• Record extracts:

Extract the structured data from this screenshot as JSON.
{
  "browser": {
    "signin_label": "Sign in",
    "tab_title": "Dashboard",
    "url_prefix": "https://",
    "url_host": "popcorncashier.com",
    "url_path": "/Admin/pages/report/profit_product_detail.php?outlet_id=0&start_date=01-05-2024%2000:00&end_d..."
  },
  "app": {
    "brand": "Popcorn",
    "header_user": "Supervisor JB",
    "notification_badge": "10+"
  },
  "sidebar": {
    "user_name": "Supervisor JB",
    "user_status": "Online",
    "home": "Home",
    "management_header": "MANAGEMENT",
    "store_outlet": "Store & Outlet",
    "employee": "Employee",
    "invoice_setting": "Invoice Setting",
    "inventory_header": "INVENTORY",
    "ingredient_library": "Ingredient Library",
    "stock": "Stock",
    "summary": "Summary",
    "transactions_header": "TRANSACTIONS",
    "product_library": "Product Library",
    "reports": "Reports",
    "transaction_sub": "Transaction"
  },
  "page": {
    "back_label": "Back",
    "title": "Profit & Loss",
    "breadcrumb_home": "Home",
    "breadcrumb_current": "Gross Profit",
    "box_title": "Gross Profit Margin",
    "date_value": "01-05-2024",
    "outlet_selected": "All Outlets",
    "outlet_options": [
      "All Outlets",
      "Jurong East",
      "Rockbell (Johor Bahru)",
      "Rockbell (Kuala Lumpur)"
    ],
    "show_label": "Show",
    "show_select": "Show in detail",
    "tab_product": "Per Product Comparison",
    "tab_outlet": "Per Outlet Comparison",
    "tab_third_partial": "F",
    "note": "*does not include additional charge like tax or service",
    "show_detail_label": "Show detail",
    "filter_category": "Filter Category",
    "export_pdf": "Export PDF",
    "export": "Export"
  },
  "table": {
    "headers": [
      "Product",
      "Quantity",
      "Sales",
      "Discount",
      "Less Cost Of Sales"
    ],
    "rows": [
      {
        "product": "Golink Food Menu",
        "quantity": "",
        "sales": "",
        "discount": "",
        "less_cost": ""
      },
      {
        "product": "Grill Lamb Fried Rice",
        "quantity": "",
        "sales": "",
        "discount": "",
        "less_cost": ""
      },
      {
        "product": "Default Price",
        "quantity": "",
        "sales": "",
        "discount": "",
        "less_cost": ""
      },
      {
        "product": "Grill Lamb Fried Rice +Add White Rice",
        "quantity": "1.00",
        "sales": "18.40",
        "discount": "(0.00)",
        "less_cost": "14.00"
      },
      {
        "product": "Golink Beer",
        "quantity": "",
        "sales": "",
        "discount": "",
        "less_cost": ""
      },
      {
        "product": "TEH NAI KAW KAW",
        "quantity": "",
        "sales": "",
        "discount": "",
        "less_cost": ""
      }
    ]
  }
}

...

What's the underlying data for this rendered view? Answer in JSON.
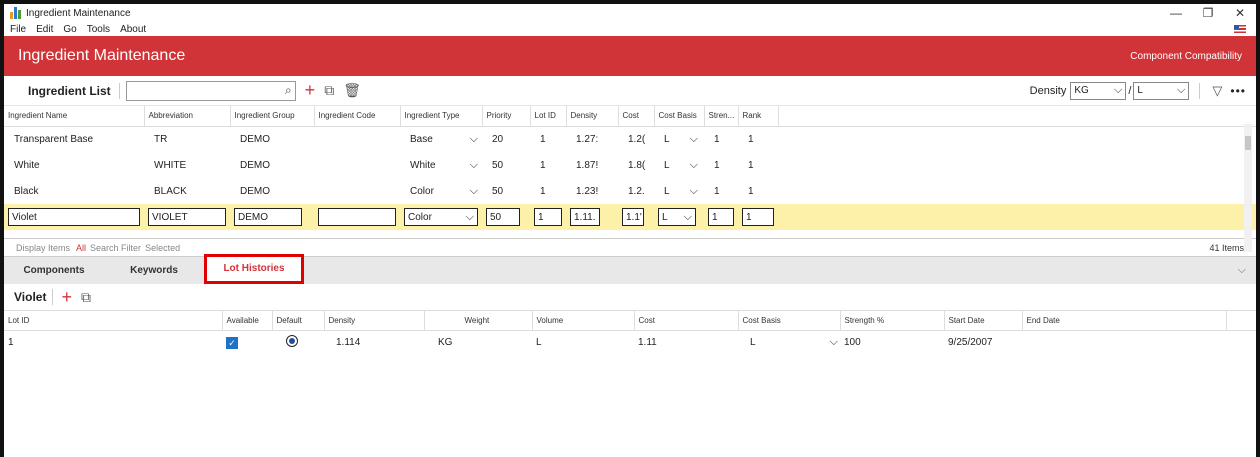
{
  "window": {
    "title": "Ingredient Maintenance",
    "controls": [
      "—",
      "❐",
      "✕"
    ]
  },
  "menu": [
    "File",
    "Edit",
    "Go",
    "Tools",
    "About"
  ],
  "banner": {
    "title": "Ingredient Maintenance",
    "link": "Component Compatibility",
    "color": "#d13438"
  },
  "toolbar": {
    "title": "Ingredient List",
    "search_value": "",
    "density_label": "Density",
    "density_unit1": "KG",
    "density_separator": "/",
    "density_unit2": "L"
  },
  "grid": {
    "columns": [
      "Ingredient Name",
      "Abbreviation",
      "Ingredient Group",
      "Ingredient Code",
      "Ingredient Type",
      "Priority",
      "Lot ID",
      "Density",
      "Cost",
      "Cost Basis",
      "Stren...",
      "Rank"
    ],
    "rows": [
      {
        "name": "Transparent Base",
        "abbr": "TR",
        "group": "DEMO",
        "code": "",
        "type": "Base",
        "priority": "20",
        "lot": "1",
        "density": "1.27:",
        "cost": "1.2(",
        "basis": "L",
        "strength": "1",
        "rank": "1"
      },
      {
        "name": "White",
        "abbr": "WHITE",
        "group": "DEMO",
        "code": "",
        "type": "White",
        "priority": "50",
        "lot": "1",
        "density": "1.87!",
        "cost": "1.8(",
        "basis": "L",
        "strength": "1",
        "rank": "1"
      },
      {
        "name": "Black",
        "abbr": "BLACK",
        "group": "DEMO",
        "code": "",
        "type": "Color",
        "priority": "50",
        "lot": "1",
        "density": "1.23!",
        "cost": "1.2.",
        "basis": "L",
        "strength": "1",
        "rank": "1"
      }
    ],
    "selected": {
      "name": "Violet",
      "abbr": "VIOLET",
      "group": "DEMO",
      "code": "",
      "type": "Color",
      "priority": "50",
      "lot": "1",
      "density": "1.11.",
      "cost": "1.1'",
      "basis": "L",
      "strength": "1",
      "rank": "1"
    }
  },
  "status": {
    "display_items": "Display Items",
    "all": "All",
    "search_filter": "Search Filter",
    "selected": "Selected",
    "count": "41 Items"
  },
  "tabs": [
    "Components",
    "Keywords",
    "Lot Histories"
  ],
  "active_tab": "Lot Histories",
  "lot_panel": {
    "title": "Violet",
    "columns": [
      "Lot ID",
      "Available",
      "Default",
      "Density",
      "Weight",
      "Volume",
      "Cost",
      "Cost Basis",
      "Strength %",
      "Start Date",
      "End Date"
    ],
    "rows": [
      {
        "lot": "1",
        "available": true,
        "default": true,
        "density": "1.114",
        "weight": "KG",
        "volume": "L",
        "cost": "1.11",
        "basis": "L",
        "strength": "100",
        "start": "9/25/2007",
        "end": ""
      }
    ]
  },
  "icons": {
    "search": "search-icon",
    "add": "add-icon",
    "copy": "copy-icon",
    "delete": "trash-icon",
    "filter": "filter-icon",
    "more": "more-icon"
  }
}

• Description of the task:
In the listing above, how many lines include the word "Lamb"? Answer with the number and nothing more.

• Written answer:
2